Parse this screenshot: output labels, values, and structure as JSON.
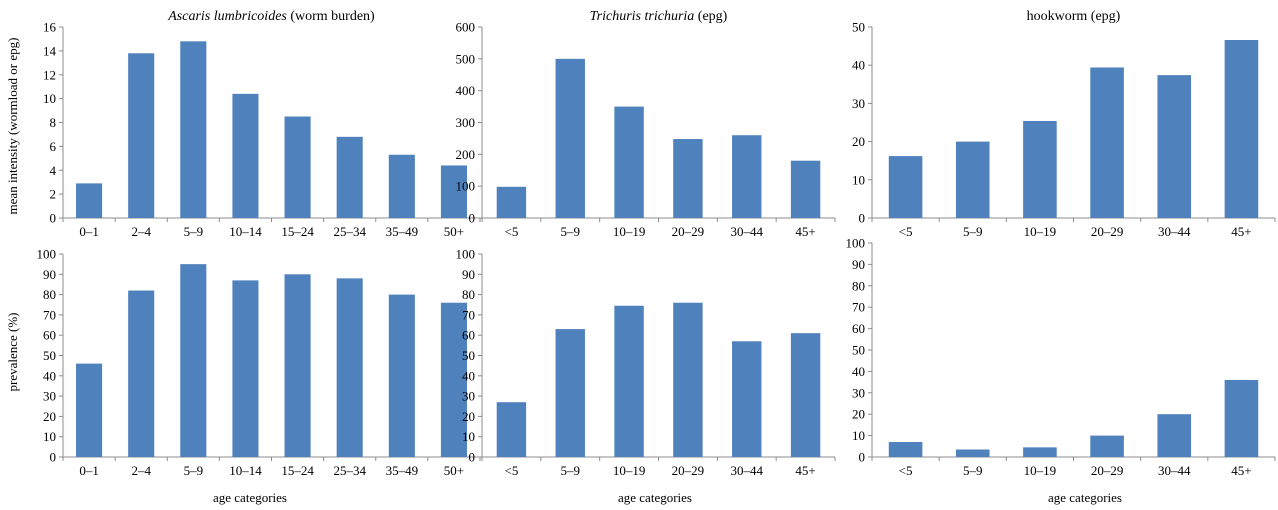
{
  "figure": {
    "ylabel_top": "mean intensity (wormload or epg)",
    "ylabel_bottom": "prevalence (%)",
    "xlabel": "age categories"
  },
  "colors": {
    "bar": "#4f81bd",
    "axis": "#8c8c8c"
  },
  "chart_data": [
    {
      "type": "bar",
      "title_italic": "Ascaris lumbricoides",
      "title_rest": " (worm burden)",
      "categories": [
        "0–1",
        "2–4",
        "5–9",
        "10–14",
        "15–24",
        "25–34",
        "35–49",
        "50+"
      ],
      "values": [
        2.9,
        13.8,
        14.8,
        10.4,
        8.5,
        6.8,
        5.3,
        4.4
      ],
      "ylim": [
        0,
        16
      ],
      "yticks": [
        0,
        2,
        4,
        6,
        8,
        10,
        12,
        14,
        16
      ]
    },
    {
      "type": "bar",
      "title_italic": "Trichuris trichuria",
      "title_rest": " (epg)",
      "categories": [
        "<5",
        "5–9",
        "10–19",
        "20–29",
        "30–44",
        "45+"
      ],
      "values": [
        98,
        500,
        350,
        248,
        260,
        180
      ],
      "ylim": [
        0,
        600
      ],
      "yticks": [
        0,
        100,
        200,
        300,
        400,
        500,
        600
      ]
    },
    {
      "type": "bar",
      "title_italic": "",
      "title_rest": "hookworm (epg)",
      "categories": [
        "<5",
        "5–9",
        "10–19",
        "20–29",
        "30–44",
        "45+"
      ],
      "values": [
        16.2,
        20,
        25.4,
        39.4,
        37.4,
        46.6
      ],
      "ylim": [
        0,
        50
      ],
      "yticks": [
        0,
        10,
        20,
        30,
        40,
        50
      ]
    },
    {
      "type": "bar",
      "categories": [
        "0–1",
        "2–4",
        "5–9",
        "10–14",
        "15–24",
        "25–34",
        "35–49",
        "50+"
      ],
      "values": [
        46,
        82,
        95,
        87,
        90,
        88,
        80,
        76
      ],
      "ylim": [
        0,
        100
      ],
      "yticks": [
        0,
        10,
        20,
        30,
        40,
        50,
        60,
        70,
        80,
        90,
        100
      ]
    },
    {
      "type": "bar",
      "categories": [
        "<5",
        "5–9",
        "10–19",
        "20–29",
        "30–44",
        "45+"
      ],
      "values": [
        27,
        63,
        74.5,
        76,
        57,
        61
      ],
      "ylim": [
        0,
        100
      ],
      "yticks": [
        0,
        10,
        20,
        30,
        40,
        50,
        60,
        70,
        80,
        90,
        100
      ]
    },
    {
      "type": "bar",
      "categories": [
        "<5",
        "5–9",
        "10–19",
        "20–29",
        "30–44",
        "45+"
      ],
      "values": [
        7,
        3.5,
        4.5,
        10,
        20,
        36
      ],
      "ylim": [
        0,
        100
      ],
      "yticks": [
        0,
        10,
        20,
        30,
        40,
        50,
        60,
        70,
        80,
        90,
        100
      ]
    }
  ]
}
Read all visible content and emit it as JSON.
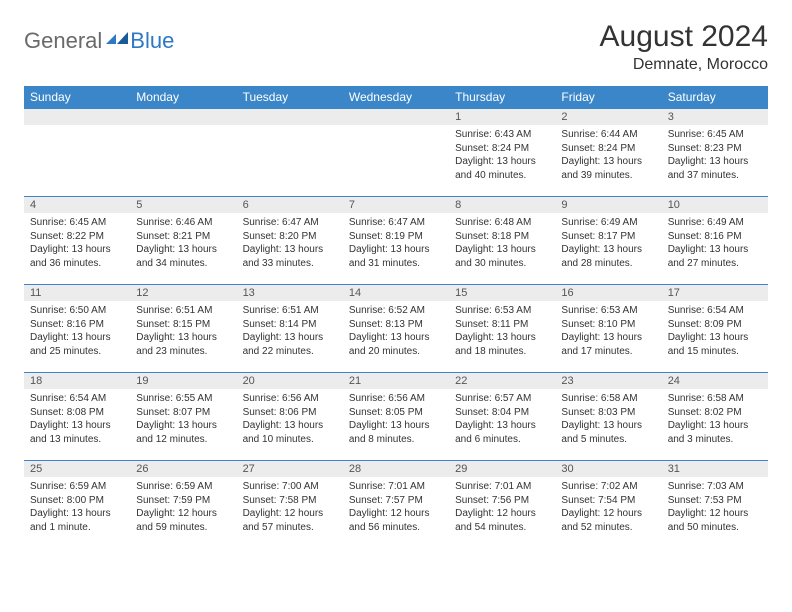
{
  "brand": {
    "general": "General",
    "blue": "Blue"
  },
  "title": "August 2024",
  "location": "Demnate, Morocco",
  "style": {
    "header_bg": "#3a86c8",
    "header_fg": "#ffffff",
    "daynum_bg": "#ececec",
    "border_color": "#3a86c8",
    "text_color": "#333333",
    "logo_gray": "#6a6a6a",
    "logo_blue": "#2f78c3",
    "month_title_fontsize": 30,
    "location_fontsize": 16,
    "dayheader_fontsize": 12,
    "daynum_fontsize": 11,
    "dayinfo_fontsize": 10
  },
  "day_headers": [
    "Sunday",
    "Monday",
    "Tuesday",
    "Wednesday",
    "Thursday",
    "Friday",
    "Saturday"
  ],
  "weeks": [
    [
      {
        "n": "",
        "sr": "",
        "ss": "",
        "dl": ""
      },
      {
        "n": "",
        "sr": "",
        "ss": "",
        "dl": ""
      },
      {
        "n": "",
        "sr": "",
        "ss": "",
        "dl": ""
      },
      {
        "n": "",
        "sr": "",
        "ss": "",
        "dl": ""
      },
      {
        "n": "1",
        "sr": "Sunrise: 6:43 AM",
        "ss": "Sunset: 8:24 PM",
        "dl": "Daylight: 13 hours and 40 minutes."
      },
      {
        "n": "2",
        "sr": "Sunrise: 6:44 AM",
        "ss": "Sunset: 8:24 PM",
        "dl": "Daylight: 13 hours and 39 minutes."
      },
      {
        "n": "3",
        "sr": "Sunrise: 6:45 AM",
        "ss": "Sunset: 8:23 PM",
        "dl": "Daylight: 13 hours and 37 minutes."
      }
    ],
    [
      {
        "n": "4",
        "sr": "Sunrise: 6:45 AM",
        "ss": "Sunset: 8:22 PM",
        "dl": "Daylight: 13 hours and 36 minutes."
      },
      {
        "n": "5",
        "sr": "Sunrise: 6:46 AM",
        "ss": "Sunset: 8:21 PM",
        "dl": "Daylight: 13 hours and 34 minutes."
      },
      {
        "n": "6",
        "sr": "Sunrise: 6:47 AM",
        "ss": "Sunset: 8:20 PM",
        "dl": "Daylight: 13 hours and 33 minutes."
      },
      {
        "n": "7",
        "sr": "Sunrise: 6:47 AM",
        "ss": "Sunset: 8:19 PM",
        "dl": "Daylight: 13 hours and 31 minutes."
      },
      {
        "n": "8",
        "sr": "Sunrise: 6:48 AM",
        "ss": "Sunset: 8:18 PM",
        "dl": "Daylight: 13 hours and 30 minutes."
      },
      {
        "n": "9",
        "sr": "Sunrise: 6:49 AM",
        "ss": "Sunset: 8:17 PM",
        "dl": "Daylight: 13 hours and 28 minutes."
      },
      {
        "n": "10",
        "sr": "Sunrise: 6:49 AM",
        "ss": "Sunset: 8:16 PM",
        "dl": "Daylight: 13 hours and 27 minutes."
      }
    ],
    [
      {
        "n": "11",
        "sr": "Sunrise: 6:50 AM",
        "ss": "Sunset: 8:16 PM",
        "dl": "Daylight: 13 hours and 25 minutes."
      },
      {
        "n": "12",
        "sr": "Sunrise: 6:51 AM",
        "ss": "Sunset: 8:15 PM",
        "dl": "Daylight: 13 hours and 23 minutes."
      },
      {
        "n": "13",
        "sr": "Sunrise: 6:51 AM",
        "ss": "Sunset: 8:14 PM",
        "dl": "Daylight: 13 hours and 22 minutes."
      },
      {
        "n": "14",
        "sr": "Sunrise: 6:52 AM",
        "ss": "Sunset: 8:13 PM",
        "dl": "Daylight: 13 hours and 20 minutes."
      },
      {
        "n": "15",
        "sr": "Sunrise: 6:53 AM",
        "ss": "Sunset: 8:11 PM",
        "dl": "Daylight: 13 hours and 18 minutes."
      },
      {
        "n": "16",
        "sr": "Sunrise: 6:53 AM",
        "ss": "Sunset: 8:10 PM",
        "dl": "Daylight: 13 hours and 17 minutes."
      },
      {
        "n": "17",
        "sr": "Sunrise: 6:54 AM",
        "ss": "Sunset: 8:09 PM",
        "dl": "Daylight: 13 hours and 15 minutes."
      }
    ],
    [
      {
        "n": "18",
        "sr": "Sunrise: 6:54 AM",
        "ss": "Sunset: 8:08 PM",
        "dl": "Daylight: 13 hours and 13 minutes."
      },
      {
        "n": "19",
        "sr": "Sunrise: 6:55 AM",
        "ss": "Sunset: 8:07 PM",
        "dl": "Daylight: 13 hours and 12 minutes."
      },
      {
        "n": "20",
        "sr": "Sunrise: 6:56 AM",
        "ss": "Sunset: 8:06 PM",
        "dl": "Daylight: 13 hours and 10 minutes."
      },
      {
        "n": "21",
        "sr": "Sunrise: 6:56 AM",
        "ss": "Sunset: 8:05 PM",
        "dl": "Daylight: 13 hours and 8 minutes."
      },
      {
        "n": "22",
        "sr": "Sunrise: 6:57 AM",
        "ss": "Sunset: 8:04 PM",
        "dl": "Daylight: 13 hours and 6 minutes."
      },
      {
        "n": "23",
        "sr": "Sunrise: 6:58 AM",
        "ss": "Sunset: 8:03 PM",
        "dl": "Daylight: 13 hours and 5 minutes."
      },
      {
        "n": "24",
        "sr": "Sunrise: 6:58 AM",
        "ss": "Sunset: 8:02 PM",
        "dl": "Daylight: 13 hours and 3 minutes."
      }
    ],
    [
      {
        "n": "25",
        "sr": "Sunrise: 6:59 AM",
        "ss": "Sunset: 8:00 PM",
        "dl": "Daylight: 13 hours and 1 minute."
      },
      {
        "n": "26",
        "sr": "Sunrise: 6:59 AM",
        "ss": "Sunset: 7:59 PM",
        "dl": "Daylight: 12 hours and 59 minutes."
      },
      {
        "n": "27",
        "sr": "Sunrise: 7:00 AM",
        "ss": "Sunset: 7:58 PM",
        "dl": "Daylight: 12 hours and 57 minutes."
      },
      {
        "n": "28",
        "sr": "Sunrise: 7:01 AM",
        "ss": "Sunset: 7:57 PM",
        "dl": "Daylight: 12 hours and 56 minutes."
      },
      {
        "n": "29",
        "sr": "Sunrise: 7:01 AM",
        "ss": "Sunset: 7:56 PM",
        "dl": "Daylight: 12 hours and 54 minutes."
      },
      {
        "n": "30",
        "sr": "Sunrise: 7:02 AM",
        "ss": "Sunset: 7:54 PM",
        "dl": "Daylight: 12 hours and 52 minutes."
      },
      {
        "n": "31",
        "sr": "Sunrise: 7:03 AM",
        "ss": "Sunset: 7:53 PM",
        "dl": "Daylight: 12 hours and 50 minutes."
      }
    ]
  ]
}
=-=-=-=-=
Problem statement.
Return each line among the entries that holds the word "JSON".

Answer for this exercise.
Parse this screenshot: output labels, values, and structure as JSON.
Read all visible content and emit it as JSON.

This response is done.